YOUR GOAL - Transcribe exactly the lines from the one containing "OCR this image." through the end of the data, both included. Leave out pictures.

Saved entries -
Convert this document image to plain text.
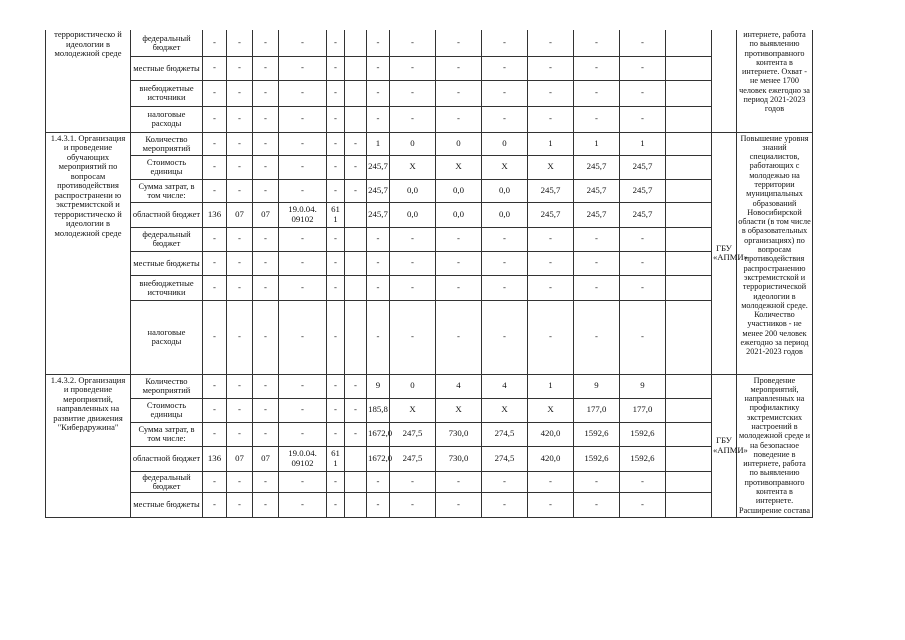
террористическо й идеологии в молодежной среде	федеральный бюджет	-	-	-	-	-		-	-	-	-	-	-	-			интернете, работа по выявлению противоправного контента в интернете. Охват - не менее 1700 человек ежегодно за период 2021-2023 годов
	местные бюджеты	-	-	-	-	-		-	-	-	-	-	-	-			
	внебюджетные источники	-	-	-	-	-		-	-	-	-	-	-	-			
	налоговые расходы	-	-	-	-	-		-	-	-	-	-	-	-			
1.4.3.1. Организация и проведение обучающих мероприятий по вопросам противодействия распространени ю экстремистской и террористическо й идеологии в молодежной среде	Количество мероприятий	-	-	-	-	-	-	1	0	0	0	1	1	1		ГБУ «АПМИ»	Повышение уровня знаний специалистов, работающих с молодежью на территории муниципальных образований Новосибирской области (в том числе в образовательных организациях) по вопросам противодействия распространению экстремистской и террористической идеологии в молодежной среде. Количество участников - не менее 200 человек ежегодно за период 2021-2023 годов
	Стоимость единицы	-	-	-	-	-	-	245,7	X	X	X	X	245,7	245,7			
	Сумма затрат, в том числе:	-	-	-	-	-	-	245,7	0,0	0,0	0,0	245,7	245,7	245,7			
	областной бюджет	136	07	07	19.0.04. 09102	61 1		245,7	0,0	0,0	0,0	245,7	245,7	245,7			
	федеральный бюджет	-	-	-	-	-		-	-	-	-	-	-	-			
	местные бюджеты	-	-	-	-	-		-	-	-	-	-	-	-			
	внебюджетные источники	-	-	-	-	-		-	-	-	-	-	-	-			
	налоговые расходы	-	-	-	-	-		-	-	-	-	-	-	-			
1.4.3.2. Организация и проведение мероприятий, направленных на развитие движения "Кибердружина"	Количество мероприятий	-	-	-	-	-	-	9	0	4	4	1	9	9		ГБУ «АПМИ»	Проведение мероприятий, направленных на профилактику экстремистских настроений в молодежной среде и на безопасное поведение в интернете, работа по выявлению противоправного контента в интернете. Расширение состава
	Стоимость единицы	-	-	-	-	-	-	185,8	X	X	X	X	177,0	177,0			
	Сумма затрат, в том числе:	-	-	-	-	-	-	1672,0	247,5	730,0	274,5	420,0	1592,6	1592,6			
	областной бюджет	136	07	07	19.0.04. 09102	61 1		1672,0	247,5	730,0	274,5	420,0	1592,6	1592,6			
	федеральный бюджет	-	-	-	-	-		-	-	-	-	-	-	-			
	местные бюджеты	-	-	-	-	-		-	-	-	-	-	-	-			
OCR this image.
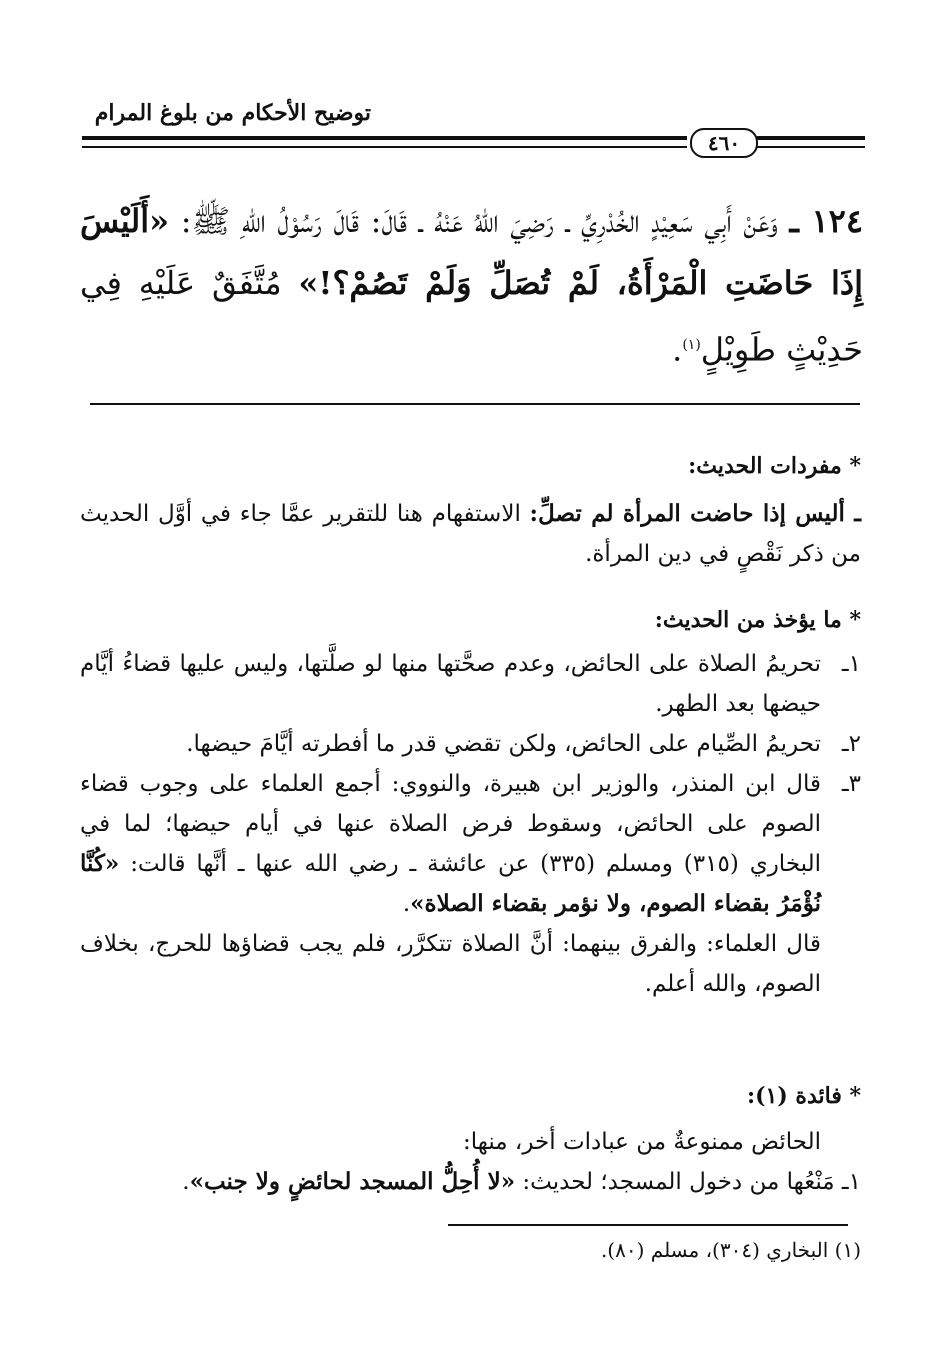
توضيح الأحكام من بلوغ المرام
٤٦٠
١٢٤ ـ وَعَنْ أَبِي سَعِيْدٍ الخُدْرِيِّ ـ رَضِيَ اللهُ عَنْهُ ـ قَالَ: قَالَ رَسُوْلُ اللهِ ﷺ: «أَلَيْسَ إِذَا حَاضَتِ الْمَرْأَةُ، لَمْ تُصَلِّ وَلَمْ تَصُمْ؟!» مُتَّفَقٌ عَلَيْهِ فِي حَدِيْثٍ طَوِيْلٍ$^{(١)}$.

* مفردات الحديث:

ـ أليس إذا حاضت المرأة لم تصلِّ: الاستفهام هنا للتقرير عمَّا جاء في أوَّل الحديث من ذكر نَقْصٍ في دين المرأة.

* ما يؤخذ من الحديث:

١ـ
تحريمُ الصلاة على الحائض، وعدم صحَّتها منها لو صلَّتها، وليس عليها قضاءُ أيَّام حيضها بعد الطهر.
٢ـ
تحريمُ الصِّيام على الحائض، ولكن تقضي قدر ما أفطرته أيَّامَ حيضها.
٣ـ
قال ابن المنذر، والوزير ابن هبيرة، والنووي: أجمع العلماء على وجوب قضاء الصوم على الحائض، وسقوط فرض الصلاة عنها في أيام حيضها؛ لما في البخاري (٣١٥) ومسلم (٣٣٥) عن عائشة ـ رضي الله عنها ـ أنَّها قالت: «كُنَّا نُؤْمَرُ بقضاء الصوم، ولا نؤمر بقضاء الصلاة».

قال العلماء: والفرق بينهما: أنَّ الصلاة تتكرَّر، فلم يجب قضاؤها للحرج، بخلاف الصوم، والله أعلم.

* فائدة (١):

الحائض ممنوعةٌ من عبادات أخر، منها:

١ـ مَنْعُها من دخول المسجد؛ لحديث: «لا أُحِلُّ المسجد لحائضٍ ولا جنب».

(١) البخاري (٣٠٤)، مسلم (٨٠).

EXERCISE SOLUTION -
OCR this image.
توضيح الأحكام من بلوغ المرام
٤٦٠
١٢٤ ـ وَعَنْ أَبِي سَعِيْدٍ الخُدْرِيِّ ـ رَضِيَ اللهُ عَنْهُ ـ قَالَ: قَالَ رَسُوْلُ اللهِ ﷺ: «أَلَيْسَ إِذَا حَاضَتِ الْمَرْأَةُ، لَمْ تُصَلِّ وَلَمْ تَصُمْ؟!» مُتَّفَقٌ عَلَيْهِ فِي حَدِيْثٍ طَوِيْلٍ$^{(١)}$.

* مفردات الحديث:

ـ أليس إذا حاضت المرأة لم تصلِّ: الاستفهام هنا للتقرير عمَّا جاء في أوَّل الحديث من ذكر نَقْصٍ في دين المرأة.

* ما يؤخذ من الحديث:

١ـ
تحريمُ الصلاة على الحائض، وعدم صحَّتها منها لو صلَّتها، وليس عليها قضاءُ أيَّام حيضها بعد الطهر.
٢ـ
تحريمُ الصِّيام على الحائض، ولكن تقضي قدر ما أفطرته أيَّامَ حيضها.
٣ـ
قال ابن المنذر، والوزير ابن هبيرة، والنووي: أجمع العلماء على وجوب قضاء الصوم على الحائض، وسقوط فرض الصلاة عنها في أيام حيضها؛ لما في البخاري (٣١٥) ومسلم (٣٣٥) عن عائشة ـ رضي الله عنها ـ أنَّها قالت: «كُنَّا نُؤْمَرُ بقضاء الصوم، ولا نؤمر بقضاء الصلاة».

قال العلماء: والفرق بينهما: أنَّ الصلاة تتكرَّر، فلم يجب قضاؤها للحرج، بخلاف الصوم، والله أعلم.

* فائدة (١):

الحائض ممنوعةٌ من عبادات أخر، منها:

١ـ مَنْعُها من دخول المسجد؛ لحديث: «لا أُحِلُّ المسجد لحائضٍ ولا جنب».

(١) البخاري (٣٠٤)، مسلم (٨٠).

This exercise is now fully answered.